── SUPPLIED DATA
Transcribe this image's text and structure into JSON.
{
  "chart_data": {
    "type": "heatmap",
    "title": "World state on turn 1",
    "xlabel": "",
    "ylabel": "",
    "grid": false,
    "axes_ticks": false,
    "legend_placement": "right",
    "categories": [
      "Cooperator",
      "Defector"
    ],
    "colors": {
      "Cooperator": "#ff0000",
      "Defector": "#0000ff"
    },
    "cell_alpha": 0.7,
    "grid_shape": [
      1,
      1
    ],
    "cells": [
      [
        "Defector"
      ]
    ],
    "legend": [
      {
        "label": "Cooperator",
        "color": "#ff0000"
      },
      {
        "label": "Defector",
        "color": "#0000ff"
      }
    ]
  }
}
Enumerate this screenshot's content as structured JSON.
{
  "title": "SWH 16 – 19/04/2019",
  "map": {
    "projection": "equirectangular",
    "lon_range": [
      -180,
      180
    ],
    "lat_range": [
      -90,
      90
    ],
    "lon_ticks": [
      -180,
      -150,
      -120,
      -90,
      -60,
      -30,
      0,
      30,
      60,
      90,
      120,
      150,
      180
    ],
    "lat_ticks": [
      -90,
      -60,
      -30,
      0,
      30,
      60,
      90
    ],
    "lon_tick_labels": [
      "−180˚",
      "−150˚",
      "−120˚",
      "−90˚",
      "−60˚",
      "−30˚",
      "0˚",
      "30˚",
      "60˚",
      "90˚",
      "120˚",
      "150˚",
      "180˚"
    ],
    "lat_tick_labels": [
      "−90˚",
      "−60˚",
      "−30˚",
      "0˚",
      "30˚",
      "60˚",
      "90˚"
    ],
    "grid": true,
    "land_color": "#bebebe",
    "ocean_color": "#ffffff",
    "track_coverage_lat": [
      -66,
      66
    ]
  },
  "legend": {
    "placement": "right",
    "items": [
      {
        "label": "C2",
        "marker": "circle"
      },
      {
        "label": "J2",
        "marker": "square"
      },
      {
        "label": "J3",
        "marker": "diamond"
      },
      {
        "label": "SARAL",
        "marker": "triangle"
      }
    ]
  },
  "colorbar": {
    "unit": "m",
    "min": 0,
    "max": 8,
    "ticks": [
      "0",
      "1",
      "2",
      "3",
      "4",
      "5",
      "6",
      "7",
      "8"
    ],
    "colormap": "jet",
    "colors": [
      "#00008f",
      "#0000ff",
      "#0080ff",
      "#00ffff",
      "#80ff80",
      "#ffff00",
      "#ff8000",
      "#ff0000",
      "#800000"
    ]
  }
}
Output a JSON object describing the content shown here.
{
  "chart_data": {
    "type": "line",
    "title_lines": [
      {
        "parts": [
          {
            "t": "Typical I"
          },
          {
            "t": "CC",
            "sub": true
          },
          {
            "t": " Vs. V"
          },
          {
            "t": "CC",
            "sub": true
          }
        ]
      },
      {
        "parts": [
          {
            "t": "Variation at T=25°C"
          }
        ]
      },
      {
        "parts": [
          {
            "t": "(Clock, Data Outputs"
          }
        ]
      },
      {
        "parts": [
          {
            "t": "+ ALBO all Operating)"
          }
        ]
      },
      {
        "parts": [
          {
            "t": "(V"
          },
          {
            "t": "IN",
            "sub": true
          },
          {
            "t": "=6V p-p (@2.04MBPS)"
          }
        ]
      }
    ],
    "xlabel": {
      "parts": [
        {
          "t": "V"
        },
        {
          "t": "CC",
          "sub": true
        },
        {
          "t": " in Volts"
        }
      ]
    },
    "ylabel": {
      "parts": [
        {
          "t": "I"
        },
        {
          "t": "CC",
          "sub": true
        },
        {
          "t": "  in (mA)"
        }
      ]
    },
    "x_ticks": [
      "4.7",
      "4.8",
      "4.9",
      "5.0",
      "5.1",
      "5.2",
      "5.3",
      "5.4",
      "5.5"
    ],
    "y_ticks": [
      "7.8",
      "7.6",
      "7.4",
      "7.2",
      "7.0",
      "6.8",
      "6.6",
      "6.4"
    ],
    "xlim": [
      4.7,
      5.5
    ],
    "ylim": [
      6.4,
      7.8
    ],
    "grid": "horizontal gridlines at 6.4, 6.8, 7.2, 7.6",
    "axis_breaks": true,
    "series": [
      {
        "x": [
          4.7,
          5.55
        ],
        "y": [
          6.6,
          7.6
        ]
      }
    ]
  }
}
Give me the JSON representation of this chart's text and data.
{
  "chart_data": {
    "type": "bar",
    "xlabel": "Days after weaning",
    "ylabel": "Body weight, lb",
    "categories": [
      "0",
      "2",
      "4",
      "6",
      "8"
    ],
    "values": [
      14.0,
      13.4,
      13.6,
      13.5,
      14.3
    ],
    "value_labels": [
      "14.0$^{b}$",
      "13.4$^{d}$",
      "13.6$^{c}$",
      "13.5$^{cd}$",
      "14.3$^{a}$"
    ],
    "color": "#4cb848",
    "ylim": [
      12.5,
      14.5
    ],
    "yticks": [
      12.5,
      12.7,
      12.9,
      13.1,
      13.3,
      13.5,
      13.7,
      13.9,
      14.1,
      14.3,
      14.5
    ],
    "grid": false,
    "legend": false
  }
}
────
## PROBLEM TO WORK ON:
Indicate how many lines of the material include the word "ylabel"; the number alone is required.

## RESPONSE:
3